● Exercise requirements
Copy out the rows word for word, from the first one through the row that contains "announcement-bar: FREE SHIPPING", with that row included.

● Records for this task
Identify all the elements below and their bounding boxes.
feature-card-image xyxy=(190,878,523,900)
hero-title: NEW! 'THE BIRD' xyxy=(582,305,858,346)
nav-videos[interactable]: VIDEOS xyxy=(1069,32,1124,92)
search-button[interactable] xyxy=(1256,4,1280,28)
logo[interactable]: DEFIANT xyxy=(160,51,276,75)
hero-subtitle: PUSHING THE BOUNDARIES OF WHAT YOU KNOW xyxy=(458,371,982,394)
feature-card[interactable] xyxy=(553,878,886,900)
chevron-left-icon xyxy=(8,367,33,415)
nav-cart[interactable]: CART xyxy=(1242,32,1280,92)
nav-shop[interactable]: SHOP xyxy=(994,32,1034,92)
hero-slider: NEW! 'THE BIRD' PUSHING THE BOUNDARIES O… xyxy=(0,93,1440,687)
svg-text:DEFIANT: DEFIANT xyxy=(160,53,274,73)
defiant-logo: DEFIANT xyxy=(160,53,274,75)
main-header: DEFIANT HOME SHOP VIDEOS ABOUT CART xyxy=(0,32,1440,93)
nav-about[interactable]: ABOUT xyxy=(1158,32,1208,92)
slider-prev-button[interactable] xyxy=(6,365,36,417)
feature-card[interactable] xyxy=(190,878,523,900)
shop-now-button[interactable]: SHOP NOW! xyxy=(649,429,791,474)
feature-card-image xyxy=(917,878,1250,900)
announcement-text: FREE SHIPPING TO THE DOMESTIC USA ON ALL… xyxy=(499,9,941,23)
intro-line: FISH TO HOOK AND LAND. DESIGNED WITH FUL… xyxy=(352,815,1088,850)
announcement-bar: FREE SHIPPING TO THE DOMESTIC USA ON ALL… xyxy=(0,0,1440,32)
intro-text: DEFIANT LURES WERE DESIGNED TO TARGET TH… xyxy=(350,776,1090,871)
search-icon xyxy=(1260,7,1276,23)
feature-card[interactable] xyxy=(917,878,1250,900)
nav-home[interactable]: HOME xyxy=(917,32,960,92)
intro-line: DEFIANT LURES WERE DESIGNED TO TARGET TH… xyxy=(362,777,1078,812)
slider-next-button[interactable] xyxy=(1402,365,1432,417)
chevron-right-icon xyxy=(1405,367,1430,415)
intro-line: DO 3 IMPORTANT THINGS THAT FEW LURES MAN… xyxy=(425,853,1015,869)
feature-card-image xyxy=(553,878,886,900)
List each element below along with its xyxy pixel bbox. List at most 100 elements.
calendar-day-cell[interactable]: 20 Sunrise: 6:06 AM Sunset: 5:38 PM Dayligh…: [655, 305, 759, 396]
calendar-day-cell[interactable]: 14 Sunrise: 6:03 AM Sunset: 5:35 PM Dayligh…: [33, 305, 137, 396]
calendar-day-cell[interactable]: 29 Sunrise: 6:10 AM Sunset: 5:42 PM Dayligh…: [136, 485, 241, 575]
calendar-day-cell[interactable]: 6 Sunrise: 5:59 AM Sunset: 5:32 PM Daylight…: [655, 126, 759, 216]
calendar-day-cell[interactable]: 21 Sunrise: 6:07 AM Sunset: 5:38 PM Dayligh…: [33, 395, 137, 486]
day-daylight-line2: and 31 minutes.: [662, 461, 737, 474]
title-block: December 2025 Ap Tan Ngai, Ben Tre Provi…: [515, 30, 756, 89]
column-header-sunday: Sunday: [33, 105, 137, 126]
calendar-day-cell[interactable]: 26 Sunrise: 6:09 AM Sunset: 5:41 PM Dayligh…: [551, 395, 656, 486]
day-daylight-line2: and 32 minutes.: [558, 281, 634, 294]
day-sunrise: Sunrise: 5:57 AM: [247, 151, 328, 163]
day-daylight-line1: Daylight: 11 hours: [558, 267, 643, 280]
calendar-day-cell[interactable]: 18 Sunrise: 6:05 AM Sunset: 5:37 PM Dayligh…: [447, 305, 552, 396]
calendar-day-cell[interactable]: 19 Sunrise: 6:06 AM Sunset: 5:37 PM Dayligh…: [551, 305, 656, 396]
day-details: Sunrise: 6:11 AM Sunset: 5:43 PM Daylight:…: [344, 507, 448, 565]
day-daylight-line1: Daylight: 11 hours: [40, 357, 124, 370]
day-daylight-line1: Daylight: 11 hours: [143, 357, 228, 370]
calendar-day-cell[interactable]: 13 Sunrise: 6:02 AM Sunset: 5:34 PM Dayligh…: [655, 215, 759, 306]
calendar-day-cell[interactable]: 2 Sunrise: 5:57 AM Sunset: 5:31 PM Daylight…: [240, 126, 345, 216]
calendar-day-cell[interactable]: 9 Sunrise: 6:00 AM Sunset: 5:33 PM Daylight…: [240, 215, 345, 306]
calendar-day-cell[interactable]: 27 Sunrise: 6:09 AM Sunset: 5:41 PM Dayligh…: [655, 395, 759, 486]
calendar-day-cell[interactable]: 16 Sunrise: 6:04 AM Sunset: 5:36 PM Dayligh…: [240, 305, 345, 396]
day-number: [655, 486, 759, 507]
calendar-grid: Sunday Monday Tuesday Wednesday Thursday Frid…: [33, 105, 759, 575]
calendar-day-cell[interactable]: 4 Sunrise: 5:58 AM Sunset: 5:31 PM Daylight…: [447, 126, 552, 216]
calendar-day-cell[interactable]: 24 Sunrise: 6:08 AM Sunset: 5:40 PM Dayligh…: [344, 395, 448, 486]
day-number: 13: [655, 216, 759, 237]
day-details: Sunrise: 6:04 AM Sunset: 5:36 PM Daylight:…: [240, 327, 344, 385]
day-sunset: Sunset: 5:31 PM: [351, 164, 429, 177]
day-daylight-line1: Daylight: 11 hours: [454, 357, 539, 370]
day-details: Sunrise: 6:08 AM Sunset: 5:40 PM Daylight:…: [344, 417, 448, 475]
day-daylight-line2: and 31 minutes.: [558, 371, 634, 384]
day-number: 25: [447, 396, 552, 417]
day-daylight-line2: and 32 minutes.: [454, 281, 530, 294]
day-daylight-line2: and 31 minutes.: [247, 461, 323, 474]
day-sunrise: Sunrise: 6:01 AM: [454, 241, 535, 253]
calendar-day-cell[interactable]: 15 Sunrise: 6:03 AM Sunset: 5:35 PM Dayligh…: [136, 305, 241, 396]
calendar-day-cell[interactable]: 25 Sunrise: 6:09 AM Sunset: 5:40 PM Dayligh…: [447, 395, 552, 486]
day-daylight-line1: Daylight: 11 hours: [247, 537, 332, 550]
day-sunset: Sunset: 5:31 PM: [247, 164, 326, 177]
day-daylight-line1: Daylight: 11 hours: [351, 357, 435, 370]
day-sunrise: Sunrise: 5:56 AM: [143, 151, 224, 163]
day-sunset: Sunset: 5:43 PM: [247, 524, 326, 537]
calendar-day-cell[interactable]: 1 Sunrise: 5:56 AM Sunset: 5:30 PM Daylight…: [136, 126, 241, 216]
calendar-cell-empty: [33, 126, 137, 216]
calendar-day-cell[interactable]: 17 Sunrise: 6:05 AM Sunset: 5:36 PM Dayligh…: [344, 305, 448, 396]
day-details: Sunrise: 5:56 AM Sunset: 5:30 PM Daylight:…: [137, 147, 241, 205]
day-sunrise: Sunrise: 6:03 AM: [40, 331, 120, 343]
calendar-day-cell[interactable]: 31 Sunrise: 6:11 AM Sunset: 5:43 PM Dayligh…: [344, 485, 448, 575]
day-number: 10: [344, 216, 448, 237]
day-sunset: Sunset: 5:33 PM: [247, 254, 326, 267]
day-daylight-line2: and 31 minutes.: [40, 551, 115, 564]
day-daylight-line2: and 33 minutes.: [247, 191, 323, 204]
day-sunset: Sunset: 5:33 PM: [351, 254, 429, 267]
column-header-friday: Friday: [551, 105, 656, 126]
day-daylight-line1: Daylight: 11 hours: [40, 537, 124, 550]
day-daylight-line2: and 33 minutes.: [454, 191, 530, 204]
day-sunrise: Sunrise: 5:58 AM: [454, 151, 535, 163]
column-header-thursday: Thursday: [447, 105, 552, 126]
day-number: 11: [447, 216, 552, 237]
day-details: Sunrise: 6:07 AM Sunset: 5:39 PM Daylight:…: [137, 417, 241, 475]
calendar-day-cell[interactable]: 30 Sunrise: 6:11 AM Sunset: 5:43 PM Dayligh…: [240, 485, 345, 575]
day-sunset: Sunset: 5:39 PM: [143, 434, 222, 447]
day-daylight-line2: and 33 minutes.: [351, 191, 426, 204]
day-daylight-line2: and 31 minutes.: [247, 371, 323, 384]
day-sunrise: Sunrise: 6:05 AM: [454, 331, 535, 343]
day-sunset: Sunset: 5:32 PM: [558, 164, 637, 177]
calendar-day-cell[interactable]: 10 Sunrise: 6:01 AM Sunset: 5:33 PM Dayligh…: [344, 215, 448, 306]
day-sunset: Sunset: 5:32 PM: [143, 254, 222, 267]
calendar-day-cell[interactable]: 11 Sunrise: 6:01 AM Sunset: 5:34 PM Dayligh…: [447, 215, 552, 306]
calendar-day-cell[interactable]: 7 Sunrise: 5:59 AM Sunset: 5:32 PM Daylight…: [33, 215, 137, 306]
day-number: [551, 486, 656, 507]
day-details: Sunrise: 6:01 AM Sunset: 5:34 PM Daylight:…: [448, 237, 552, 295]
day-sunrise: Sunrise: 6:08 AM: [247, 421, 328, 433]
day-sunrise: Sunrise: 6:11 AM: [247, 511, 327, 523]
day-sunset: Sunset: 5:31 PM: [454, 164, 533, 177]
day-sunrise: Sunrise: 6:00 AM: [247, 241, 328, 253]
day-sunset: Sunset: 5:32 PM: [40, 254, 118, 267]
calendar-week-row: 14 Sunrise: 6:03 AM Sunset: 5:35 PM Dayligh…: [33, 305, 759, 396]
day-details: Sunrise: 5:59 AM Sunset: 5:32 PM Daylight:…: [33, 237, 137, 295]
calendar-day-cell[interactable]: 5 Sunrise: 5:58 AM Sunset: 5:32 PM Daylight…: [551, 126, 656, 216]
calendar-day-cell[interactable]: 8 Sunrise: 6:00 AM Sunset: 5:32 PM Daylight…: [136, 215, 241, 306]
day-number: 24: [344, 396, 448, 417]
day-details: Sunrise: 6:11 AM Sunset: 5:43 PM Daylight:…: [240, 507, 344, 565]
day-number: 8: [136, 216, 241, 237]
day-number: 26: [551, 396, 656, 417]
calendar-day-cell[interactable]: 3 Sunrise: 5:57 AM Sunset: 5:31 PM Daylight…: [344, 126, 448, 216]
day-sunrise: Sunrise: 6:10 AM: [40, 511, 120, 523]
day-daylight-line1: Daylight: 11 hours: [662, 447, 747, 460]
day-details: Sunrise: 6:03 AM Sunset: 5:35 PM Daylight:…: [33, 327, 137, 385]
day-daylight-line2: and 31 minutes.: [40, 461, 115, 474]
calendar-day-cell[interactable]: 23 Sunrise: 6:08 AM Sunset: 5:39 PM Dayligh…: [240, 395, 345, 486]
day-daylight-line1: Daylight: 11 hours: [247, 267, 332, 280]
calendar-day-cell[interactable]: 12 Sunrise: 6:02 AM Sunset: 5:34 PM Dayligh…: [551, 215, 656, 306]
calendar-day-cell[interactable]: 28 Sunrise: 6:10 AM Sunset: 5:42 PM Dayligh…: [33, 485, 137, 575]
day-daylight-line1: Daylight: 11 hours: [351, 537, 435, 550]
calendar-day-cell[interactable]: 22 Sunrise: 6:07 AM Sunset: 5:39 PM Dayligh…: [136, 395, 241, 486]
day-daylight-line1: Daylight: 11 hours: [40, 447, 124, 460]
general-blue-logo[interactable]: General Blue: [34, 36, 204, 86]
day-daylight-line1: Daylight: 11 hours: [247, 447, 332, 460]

● Task result
Identify all the elements below and their bounding boxes.
feature-card-image xyxy=(190,878,523,900)
hero-title: NEW! 'THE BIRD' xyxy=(582,305,858,346)
nav-videos[interactable]: VIDEOS xyxy=(1069,32,1124,92)
search-button[interactable] xyxy=(1256,4,1280,28)
logo[interactable]: DEFIANT xyxy=(160,51,276,75)
hero-subtitle: PUSHING THE BOUNDARIES OF WHAT YOU KNOW xyxy=(458,371,982,394)
feature-card[interactable] xyxy=(553,878,886,900)
chevron-left-icon xyxy=(8,367,33,415)
nav-cart[interactable]: CART xyxy=(1242,32,1280,92)
nav-shop[interactable]: SHOP xyxy=(994,32,1034,92)
hero-slider: NEW! 'THE BIRD' PUSHING THE BOUNDARIES O… xyxy=(0,93,1440,687)
svg-text:DEFIANT: DEFIANT xyxy=(160,53,274,73)
defiant-logo: DEFIANT xyxy=(160,53,274,75)
main-header: DEFIANT HOME SHOP VIDEOS ABOUT CART xyxy=(0,32,1440,93)
nav-about[interactable]: ABOUT xyxy=(1158,32,1208,92)
slider-prev-button[interactable] xyxy=(6,365,36,417)
feature-card[interactable] xyxy=(190,878,523,900)
shop-now-button[interactable]: SHOP NOW! xyxy=(649,429,791,474)
feature-card-image xyxy=(917,878,1250,900)
announcement-text: FREE SHIPPING TO THE DOMESTIC USA ON ALL… xyxy=(499,9,941,23)
intro-line: FISH TO HOOK AND LAND. DESIGNED WITH FUL… xyxy=(352,815,1088,850)
announcement-bar: FREE SHIPPING TO THE DOMESTIC USA ON ALL… xyxy=(0,0,1440,32)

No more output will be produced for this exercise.